WRITTEN TASK → Exactly reproduce each entry, leaving out nothing.

Collection entries
= = = =
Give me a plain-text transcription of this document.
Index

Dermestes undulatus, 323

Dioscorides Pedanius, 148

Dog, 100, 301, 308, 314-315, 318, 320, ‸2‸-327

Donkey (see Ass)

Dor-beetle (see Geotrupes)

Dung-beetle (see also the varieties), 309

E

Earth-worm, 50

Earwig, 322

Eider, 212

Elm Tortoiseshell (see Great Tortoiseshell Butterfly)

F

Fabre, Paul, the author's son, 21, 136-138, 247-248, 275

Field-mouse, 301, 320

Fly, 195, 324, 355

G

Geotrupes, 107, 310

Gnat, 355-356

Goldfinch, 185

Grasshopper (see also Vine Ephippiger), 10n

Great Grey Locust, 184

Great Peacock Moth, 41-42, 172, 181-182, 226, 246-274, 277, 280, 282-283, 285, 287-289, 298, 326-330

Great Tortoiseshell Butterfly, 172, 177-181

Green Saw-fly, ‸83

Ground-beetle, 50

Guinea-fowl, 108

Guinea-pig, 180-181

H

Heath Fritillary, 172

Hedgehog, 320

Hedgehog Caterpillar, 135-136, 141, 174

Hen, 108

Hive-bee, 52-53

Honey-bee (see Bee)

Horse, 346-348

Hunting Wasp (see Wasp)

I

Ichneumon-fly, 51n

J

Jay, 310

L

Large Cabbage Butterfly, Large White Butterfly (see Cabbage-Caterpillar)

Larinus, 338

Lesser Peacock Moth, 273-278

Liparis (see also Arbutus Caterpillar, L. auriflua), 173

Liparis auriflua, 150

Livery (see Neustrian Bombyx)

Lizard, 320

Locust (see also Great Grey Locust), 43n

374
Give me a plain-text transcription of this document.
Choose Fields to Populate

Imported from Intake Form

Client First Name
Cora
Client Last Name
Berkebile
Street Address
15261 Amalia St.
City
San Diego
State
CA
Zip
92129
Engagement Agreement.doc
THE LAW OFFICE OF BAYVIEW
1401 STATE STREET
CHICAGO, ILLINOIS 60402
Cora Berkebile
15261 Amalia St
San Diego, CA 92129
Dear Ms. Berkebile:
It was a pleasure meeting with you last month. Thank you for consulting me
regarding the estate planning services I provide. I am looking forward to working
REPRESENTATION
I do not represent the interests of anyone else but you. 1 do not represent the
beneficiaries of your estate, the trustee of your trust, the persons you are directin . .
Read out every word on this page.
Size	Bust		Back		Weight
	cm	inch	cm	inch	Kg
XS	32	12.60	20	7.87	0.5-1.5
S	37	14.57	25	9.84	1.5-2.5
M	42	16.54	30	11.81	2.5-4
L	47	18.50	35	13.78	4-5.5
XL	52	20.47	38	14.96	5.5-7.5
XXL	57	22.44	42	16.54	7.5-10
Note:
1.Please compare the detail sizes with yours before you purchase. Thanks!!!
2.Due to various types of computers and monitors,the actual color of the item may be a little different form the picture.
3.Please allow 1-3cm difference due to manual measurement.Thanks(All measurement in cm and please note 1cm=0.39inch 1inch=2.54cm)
= = = =
RESULT FOR THIS TASK →
Give me a plain-text transcription of this document.
Index

Dermestes undulatus, 323

Dioscorides Pedanius, 148

Dog, 100, 301, 308, 314-315, 318, 320, ‸2‸-327

Donkey (see Ass)

Dor-beetle (see Geotrupes)

Dung-beetle (see also the varieties), 309

E

Earth-worm, 50

Earwig, 322

Eider, 212

Elm Tortoiseshell (see Great Tortoiseshell Butterfly)

F

Fabre, Paul, the author's son, 21, 136-138, 247-248, 275

Field-mouse, 301, 320

Fly, 195, 324, 355

G

Geotrupes, 107, 310

Gnat, 355-356

Goldfinch, 185

Grasshopper (see also Vine Ephippiger), 10n

Great Grey Locust, 184

Great Peacock Moth, 41-42, 172, 181-182, 226, 246-274, 277, 280, 282-283, 285, 287-289, 298, 326-330

Great Tortoiseshell Butterfly, 172, 177-181

Green Saw-fly, ‸83

Ground-beetle, 50

Guinea-fowl, 108

Guinea-pig, 180-181

H

Heath Fritillary, 172

Hedgehog, 320

Hedgehog Caterpillar, 135-136, 141, 174

Hen, 108

Hive-bee, 52-53

Honey-bee (see Bee)

Horse, 346-348

Hunting Wasp (see Wasp)

I

Ichneumon-fly, 51n

J

Jay, 310

L

Large Cabbage Butterfly, Large White Butterfly (see Cabbage-Caterpillar)

Larinus, 338

Lesser Peacock Moth, 273-278

Liparis (see also Arbutus Caterpillar, L. auriflua), 173

Liparis auriflua, 150

Livery (see Neustrian Bombyx)

Lizard, 320

Locust (see also Great Grey Locust), 43n

374
Give me a plain-text transcription of this document.
Choose Fields to Populate

Imported from Intake Form

Client First Name
Cora
Client Last Name
Berkebile
Street Address
15261 Amalia St.
City
San Diego
State
CA
Zip
92129
Engagement Agreement.doc
THE LAW OFFICE OF BAYVIEW
1401 STATE STREET
CHICAGO, ILLINOIS 60402
Cora Berkebile
15261 Amalia St
San Diego, CA 92129
Dear Ms. Berkebile:
It was a pleasure meeting with you last month. Thank you for consulting me
regarding the estate planning services I provide. I am looking forward to working
REPRESENTATION
I do not represent the interests of anyone else but you. 1 do not represent the
beneficiaries of your estate, the trustee of your trust, the persons you are directin . .
Read out every word on this page.
Size	Bust		Back		Weight
	cm	inch	cm	inch	Kg
XS	32	12.60	20	7.87	0.5-1.5
S	37	14.57	25	9.84	1.5-2.5
M	42	16.54	30	11.81	2.5-4
L	47	18.50	35	13.78	4-5.5
XL	52	20.47	38	14.96	5.5-7.5
XXL	57	22.44	42	16.54	7.5-10
Note:
1.Please compare the detail sizes with yours before you purchase. Thanks!!!
2.Due to various types of computers and monitors,the actual color of the item may be a little different form the picture.
3.Please allow 1-3cm difference due to manual measurement.Thanks(All measurement in cm and please note 1cm=0.39inch 1inch=2.54cm)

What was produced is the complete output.